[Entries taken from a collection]
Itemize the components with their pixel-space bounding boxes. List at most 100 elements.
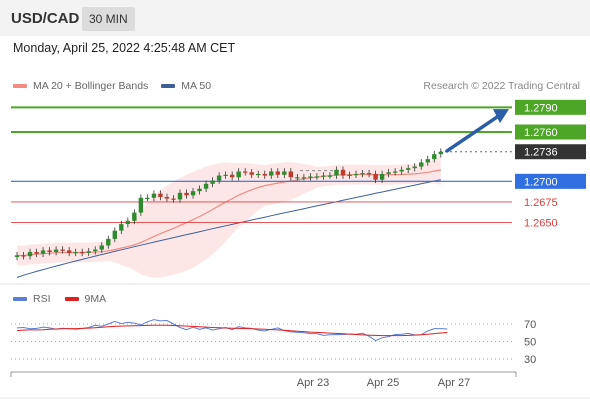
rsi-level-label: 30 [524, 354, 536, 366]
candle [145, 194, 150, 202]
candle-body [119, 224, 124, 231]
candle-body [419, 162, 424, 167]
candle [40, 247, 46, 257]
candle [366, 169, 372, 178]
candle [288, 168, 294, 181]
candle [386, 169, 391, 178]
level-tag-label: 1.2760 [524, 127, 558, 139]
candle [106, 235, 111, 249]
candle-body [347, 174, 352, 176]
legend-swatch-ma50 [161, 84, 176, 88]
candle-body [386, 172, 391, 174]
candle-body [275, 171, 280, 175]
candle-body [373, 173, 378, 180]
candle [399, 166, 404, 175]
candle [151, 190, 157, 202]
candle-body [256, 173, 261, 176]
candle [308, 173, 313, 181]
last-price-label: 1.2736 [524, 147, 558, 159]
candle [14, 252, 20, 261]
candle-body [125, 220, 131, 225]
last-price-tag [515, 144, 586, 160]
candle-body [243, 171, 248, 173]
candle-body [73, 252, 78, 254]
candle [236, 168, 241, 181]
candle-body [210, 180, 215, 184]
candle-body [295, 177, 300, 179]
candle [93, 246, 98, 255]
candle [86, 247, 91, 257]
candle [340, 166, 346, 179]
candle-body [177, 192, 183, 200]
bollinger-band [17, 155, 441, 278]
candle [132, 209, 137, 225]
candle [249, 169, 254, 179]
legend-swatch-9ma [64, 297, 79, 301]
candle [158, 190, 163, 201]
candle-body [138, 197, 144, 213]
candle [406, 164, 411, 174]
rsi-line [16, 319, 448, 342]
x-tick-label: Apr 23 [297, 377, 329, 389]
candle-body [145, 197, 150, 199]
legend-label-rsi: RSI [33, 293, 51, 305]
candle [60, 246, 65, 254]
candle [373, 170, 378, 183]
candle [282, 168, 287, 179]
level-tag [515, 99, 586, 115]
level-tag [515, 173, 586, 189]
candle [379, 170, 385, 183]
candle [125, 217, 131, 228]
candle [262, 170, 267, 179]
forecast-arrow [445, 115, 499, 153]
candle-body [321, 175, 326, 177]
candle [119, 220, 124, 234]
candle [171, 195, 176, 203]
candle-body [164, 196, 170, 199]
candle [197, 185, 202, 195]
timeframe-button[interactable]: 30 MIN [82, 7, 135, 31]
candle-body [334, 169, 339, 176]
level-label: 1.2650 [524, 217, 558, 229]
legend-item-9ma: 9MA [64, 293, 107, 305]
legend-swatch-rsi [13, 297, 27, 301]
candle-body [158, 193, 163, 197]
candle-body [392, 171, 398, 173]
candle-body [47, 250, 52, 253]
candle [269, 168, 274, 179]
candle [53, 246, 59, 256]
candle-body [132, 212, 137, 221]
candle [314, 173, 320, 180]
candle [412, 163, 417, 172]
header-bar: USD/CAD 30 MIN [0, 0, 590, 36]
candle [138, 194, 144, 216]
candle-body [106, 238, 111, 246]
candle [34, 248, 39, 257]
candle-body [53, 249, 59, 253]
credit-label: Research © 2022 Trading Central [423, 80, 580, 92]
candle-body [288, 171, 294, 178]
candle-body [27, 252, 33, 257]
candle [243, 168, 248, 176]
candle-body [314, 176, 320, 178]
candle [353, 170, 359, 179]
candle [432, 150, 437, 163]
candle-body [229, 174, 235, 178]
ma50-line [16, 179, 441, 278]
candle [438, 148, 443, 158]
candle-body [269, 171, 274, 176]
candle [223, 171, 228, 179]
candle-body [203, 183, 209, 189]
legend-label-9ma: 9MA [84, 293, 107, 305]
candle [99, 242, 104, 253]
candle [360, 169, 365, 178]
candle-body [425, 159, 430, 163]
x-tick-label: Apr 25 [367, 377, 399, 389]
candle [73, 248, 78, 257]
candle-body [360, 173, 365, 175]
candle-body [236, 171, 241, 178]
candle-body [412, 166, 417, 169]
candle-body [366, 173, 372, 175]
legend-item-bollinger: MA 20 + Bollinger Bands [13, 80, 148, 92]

...

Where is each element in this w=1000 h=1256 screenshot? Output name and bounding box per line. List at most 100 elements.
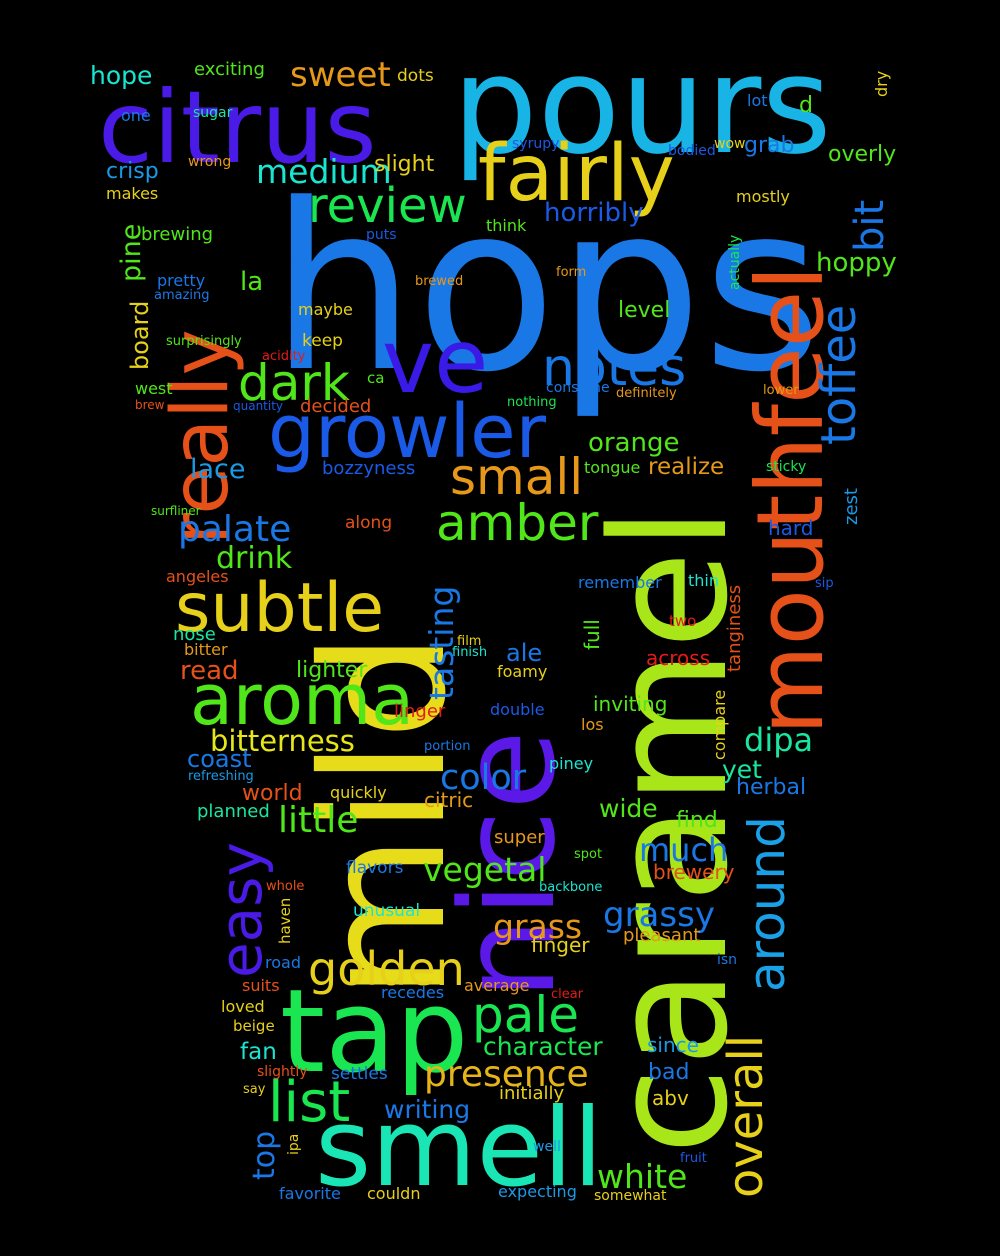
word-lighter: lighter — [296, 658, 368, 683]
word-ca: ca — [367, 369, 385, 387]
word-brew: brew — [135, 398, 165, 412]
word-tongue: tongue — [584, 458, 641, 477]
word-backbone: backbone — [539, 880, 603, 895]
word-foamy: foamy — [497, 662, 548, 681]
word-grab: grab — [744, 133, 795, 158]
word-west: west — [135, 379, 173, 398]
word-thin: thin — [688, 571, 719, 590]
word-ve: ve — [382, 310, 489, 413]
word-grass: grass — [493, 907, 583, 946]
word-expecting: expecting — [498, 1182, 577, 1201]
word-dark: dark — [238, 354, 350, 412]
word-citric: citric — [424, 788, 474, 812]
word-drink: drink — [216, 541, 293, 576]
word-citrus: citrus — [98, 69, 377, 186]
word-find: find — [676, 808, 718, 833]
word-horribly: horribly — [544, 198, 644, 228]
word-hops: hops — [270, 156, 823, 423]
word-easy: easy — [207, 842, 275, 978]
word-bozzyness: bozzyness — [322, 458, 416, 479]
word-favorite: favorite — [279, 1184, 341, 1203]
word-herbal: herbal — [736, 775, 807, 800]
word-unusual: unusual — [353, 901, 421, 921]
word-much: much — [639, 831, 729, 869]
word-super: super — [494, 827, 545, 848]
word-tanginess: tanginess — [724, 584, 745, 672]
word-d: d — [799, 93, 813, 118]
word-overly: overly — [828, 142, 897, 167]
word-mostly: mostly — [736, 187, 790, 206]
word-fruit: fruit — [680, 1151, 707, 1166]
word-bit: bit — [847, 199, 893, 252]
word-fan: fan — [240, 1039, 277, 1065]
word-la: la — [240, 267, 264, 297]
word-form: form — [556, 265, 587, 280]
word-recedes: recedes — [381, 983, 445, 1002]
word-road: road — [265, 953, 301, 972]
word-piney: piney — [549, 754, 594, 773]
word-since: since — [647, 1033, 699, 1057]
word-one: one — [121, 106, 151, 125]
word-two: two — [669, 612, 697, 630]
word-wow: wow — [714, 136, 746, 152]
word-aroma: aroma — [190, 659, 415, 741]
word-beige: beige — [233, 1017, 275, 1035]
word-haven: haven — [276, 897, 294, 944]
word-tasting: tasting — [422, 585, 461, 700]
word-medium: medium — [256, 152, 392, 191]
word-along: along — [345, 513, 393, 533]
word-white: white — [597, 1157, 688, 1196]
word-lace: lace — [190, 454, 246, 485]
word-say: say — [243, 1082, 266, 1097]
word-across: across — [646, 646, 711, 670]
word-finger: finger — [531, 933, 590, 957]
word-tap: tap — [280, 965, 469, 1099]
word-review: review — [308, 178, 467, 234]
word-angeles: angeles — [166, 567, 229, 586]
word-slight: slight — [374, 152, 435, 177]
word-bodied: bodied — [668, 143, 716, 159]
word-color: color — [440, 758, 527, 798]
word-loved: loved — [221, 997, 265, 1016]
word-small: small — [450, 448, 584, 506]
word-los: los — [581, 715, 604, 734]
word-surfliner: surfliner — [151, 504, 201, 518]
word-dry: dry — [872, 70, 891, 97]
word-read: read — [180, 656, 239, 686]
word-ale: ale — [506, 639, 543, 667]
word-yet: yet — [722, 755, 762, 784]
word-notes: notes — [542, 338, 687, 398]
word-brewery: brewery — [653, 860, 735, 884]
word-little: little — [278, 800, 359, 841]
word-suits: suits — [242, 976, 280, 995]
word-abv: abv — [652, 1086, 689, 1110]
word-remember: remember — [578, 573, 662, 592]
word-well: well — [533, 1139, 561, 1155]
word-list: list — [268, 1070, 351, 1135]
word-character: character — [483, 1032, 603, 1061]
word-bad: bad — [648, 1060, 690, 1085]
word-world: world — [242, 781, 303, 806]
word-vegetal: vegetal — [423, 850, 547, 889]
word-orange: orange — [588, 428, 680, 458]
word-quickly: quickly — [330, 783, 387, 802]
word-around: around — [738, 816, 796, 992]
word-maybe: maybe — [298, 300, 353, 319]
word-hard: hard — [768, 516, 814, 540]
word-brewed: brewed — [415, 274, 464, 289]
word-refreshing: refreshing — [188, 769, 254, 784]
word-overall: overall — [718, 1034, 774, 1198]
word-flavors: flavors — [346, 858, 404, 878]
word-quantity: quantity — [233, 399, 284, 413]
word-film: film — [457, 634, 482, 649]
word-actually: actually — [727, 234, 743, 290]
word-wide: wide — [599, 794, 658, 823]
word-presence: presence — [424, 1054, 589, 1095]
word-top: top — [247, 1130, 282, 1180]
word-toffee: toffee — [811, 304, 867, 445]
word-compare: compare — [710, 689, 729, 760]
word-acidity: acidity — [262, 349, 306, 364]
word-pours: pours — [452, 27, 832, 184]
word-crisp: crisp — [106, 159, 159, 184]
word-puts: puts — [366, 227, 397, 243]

Your goal:
Repeat the records starting at the line containing "word-lighter: lighter — [296, 658, 368, 683]" and ending at the line containing "word-horribly: horribly —", including both of those lines.

The completed task:
word-lighter: lighter — [296, 658, 368, 683]
word-ca: ca — [367, 369, 385, 387]
word-brew: brew — [135, 398, 165, 412]
word-tongue: tongue — [584, 458, 641, 477]
word-backbone: backbone — [539, 880, 603, 895]
word-foamy: foamy — [497, 662, 548, 681]
word-grab: grab — [744, 133, 795, 158]
word-west: west — [135, 379, 173, 398]
word-thin: thin — [688, 571, 719, 590]
word-ve: ve — [382, 310, 489, 413]
word-grass: grass — [493, 907, 583, 946]
word-expecting: expecting — [498, 1182, 577, 1201]
word-dark: dark — [238, 354, 350, 412]
word-citric: citric — [424, 788, 474, 812]
word-drink: drink — [216, 541, 293, 576]
word-citrus: citrus — [98, 69, 377, 186]
word-find: find — [676, 808, 718, 833]
word-horribly: horribly — [544, 198, 644, 228]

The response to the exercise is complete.